* _Instructions to follow_
Search the material and gather each line with "right" in it.

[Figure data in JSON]
* BEGIN *

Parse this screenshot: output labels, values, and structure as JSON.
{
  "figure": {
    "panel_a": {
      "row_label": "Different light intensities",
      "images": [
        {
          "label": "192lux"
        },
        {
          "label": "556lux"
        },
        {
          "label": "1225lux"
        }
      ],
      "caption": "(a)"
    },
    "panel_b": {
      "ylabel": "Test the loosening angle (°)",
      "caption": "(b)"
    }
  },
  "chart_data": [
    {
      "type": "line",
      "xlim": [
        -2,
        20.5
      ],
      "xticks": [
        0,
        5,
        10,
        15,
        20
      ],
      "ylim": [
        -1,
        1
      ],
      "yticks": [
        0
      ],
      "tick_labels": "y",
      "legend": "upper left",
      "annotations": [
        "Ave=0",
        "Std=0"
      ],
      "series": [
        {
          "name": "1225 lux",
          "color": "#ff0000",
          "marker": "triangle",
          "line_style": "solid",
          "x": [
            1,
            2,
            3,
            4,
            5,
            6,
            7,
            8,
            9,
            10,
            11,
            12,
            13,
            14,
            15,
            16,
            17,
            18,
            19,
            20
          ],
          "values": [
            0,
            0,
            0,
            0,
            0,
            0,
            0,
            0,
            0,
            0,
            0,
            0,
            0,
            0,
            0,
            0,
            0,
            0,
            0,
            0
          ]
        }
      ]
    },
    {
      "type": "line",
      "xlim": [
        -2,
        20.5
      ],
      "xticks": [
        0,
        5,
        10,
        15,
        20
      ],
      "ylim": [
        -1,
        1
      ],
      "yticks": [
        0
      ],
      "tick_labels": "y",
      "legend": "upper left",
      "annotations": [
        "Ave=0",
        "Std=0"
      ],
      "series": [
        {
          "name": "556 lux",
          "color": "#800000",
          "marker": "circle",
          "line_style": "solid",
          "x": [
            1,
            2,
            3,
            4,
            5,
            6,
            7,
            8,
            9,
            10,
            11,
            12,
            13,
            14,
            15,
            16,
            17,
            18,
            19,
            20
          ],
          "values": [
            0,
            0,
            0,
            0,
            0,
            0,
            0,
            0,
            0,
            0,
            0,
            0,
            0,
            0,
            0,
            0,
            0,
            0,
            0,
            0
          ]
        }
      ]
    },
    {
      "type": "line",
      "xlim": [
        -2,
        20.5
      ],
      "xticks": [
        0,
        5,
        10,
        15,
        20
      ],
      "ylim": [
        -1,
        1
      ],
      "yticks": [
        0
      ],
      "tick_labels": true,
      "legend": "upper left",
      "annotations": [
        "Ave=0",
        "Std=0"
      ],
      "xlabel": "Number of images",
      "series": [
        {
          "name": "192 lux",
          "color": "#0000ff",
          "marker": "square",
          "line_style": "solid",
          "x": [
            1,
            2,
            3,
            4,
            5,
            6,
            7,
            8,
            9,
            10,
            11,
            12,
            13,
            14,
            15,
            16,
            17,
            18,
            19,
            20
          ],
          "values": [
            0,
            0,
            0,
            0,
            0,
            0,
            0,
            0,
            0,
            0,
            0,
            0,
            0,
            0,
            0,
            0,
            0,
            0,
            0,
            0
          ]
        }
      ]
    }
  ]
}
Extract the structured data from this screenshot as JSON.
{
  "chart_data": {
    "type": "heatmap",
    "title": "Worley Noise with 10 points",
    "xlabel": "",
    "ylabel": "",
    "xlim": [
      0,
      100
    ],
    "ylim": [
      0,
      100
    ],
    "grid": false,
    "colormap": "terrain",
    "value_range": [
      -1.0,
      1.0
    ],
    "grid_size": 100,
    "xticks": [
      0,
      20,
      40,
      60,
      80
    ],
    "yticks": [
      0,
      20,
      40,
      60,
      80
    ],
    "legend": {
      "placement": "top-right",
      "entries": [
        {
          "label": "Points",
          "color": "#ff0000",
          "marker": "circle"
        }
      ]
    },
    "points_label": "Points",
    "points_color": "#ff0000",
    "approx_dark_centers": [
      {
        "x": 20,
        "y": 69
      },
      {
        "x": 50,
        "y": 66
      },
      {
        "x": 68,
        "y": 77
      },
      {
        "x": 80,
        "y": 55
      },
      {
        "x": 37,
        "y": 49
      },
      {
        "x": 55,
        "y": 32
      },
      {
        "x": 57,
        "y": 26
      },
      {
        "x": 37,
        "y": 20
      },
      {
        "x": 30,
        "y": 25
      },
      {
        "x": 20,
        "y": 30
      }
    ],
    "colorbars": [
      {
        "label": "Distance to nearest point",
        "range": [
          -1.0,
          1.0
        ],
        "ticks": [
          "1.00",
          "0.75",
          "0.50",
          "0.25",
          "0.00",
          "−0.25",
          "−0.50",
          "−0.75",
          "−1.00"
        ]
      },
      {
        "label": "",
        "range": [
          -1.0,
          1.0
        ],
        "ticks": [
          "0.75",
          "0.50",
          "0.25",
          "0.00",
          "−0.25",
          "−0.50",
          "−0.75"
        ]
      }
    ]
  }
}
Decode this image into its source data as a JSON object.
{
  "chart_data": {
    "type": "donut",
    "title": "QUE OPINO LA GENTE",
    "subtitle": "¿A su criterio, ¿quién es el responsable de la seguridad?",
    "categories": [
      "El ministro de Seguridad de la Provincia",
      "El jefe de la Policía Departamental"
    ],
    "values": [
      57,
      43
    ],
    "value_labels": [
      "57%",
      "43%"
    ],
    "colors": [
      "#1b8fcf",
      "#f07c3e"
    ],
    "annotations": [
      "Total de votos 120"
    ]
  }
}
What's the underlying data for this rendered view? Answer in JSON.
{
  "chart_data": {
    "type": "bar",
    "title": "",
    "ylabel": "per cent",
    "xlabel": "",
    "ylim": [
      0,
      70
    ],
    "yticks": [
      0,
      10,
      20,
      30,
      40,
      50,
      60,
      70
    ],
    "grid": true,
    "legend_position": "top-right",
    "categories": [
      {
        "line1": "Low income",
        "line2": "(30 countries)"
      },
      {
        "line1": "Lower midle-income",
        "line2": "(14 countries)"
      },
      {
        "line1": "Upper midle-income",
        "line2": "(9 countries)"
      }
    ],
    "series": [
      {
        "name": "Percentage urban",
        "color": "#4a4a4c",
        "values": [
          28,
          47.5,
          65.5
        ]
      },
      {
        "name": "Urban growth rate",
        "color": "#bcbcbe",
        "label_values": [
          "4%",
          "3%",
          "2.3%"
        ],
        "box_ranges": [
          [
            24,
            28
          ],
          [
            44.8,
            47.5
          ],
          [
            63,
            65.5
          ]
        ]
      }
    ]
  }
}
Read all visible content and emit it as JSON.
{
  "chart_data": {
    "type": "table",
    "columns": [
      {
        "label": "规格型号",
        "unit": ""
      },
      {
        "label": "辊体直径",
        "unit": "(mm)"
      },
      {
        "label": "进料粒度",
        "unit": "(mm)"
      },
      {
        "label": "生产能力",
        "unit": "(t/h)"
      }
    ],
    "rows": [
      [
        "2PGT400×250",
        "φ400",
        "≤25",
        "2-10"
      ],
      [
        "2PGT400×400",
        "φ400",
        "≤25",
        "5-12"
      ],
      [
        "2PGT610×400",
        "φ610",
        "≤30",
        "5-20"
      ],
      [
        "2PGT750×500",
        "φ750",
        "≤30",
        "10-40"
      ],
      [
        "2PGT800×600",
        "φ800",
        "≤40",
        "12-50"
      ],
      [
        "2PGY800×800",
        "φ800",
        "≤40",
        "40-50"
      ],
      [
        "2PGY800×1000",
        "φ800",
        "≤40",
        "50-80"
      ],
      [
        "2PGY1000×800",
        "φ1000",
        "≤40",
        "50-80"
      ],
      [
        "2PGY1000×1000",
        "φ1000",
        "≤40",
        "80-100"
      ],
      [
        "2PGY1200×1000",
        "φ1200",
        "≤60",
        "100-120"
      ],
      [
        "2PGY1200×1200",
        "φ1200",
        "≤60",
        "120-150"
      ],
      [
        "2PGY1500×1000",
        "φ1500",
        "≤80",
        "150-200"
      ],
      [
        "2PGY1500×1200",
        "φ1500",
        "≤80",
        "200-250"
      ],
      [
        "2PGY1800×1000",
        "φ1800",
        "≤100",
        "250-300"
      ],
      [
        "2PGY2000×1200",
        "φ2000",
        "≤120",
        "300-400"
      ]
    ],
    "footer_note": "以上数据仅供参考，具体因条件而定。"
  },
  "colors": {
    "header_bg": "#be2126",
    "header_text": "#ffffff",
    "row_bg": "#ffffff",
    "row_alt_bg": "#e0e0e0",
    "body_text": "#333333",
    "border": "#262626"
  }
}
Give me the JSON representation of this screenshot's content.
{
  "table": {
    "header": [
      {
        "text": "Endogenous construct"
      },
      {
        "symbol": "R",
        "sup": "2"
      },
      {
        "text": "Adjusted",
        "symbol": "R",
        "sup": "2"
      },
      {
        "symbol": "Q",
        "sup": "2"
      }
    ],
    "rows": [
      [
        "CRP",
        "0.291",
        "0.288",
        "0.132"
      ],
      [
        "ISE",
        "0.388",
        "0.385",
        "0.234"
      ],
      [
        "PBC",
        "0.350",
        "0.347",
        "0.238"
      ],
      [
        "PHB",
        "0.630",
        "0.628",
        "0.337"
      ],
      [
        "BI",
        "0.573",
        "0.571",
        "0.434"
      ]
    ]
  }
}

* END *

* _Output of the task_
      "placement": "top-right",
    "legend_position": "top-right",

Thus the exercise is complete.